» **Raw data**
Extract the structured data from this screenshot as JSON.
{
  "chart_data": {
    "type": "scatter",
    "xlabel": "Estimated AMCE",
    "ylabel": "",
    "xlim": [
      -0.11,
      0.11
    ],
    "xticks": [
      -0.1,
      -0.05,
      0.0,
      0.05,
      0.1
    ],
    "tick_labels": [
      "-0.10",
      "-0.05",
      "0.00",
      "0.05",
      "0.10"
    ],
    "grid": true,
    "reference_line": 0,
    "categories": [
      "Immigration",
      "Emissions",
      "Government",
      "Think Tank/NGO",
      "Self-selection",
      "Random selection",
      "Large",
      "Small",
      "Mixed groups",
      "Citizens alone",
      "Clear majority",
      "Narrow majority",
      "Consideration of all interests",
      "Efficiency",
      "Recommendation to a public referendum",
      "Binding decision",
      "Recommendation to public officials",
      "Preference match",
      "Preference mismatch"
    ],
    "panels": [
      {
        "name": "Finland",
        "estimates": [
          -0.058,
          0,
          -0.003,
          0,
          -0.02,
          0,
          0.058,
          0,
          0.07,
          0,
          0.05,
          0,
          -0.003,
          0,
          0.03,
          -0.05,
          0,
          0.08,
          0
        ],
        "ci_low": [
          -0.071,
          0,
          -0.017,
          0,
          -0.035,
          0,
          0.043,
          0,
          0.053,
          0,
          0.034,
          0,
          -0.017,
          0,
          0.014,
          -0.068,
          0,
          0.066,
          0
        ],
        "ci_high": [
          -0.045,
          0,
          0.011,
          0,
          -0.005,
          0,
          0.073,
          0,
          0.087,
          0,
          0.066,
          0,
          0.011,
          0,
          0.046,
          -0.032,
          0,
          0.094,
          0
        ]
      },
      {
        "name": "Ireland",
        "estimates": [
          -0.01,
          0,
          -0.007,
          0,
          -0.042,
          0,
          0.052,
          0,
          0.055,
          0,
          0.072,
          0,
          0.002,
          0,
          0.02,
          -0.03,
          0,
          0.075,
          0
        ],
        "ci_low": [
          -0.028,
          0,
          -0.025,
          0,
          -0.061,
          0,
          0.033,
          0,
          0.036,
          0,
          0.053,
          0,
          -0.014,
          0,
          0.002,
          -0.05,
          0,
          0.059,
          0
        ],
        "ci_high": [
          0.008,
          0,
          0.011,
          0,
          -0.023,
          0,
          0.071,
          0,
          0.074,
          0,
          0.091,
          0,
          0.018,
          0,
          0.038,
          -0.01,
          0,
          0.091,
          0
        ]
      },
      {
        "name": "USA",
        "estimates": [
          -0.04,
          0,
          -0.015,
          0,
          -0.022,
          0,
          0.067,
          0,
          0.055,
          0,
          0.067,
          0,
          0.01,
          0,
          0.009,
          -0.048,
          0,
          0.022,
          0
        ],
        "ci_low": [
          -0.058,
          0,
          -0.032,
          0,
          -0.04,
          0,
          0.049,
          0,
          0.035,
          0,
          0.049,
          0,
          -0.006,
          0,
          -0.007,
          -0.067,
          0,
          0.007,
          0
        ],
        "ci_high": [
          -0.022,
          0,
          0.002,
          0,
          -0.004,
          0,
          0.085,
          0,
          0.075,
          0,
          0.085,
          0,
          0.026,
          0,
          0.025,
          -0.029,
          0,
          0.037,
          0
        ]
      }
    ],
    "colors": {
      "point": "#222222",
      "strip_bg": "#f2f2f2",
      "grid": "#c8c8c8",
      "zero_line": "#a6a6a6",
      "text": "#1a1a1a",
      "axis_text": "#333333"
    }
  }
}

» **Goal**
Write the listing out again, exactly as it reads.

» **Written response**
Extract the structured data from this screenshot as JSON.
{
  "chart_data": {
    "type": "scatter",
    "xlabel": "Estimated AMCE",
    "ylabel": "",
    "xlim": [
      -0.11,
      0.11
    ],
    "xticks": [
      -0.1,
      -0.05,
      0.0,
      0.05,
      0.1
    ],
    "tick_labels": [
      "-0.10",
      "-0.05",
      "0.00",
      "0.05",
      "0.10"
    ],
    "grid": true,
    "reference_line": 0,
    "categories": [
      "Immigration",
      "Emissions",
      "Government",
      "Think Tank/NGO",
      "Self-selection",
      "Random selection",
      "Large",
      "Small",
      "Mixed groups",
      "Citizens alone",
      "Clear majority",
      "Narrow majority",
      "Consideration of all interests",
      "Efficiency",
      "Recommendation to a public referendum",
      "Binding decision",
      "Recommendation to public officials",
      "Preference match",
      "Preference mismatch"
    ],
    "panels": [
      {
        "name": "Finland",
        "estimates": [
          -0.058,
          0,
          -0.003,
          0,
          -0.02,
          0,
          0.058,
          0,
          0.07,
          0,
          0.05,
          0,
          -0.003,
          0,
          0.03,
          -0.05,
          0,
          0.08,
          0
        ],
        "ci_low": [
          -0.071,
          0,
          -0.017,
          0,
          -0.035,
          0,
          0.043,
          0,
          0.053,
          0,
          0.034,
          0,
          -0.017,
          0,
          0.014,
          -0.068,
          0,
          0.066,
          0
        ],
        "ci_high": [
          -0.045,
          0,
          0.011,
          0,
          -0.005,
          0,
          0.073,
          0,
          0.087,
          0,
          0.066,
          0,
          0.011,
          0,
          0.046,
          -0.032,
          0,
          0.094,
          0
        ]
      },
      {
        "name": "Ireland",
        "estimates": [
          -0.01,
          0,
          -0.007,
          0,
          -0.042,
          0,
          0.052,
          0,
          0.055,
          0,
          0.072,
          0,
          0.002,
          0,
          0.02,
          -0.03,
          0,
          0.075,
          0
        ],
        "ci_low": [
          -0.028,
          0,
          -0.025,
          0,
          -0.061,
          0,
          0.033,
          0,
          0.036,
          0,
          0.053,
          0,
          -0.014,
          0,
          0.002,
          -0.05,
          0,
          0.059,
          0
        ],
        "ci_high": [
          0.008,
          0,
          0.011,
          0,
          -0.023,
          0,
          0.071,
          0,
          0.074,
          0,
          0.091,
          0,
          0.018,
          0,
          0.038,
          -0.01,
          0,
          0.091,
          0
        ]
      },
      {
        "name": "USA",
        "estimates": [
          -0.04,
          0,
          -0.015,
          0,
          -0.022,
          0,
          0.067,
          0,
          0.055,
          0,
          0.067,
          0,
          0.01,
          0,
          0.009,
          -0.048,
          0,
          0.022,
          0
        ],
        "ci_low": [
          -0.058,
          0,
          -0.032,
          0,
          -0.04,
          0,
          0.049,
          0,
          0.035,
          0,
          0.049,
          0,
          -0.006,
          0,
          -0.007,
          -0.067,
          0,
          0.007,
          0
        ],
        "ci_high": [
          -0.022,
          0,
          0.002,
          0,
          -0.004,
          0,
          0.085,
          0,
          0.075,
          0,
          0.085,
          0,
          0.026,
          0,
          0.025,
          -0.029,
          0,
          0.037,
          0
        ]
      }
    ],
    "colors": {
      "point": "#222222",
      "strip_bg": "#f2f2f2",
      "grid": "#c8c8c8",
      "zero_line": "#a6a6a6",
      "text": "#1a1a1a",
      "axis_text": "#333333"
    }
  }
}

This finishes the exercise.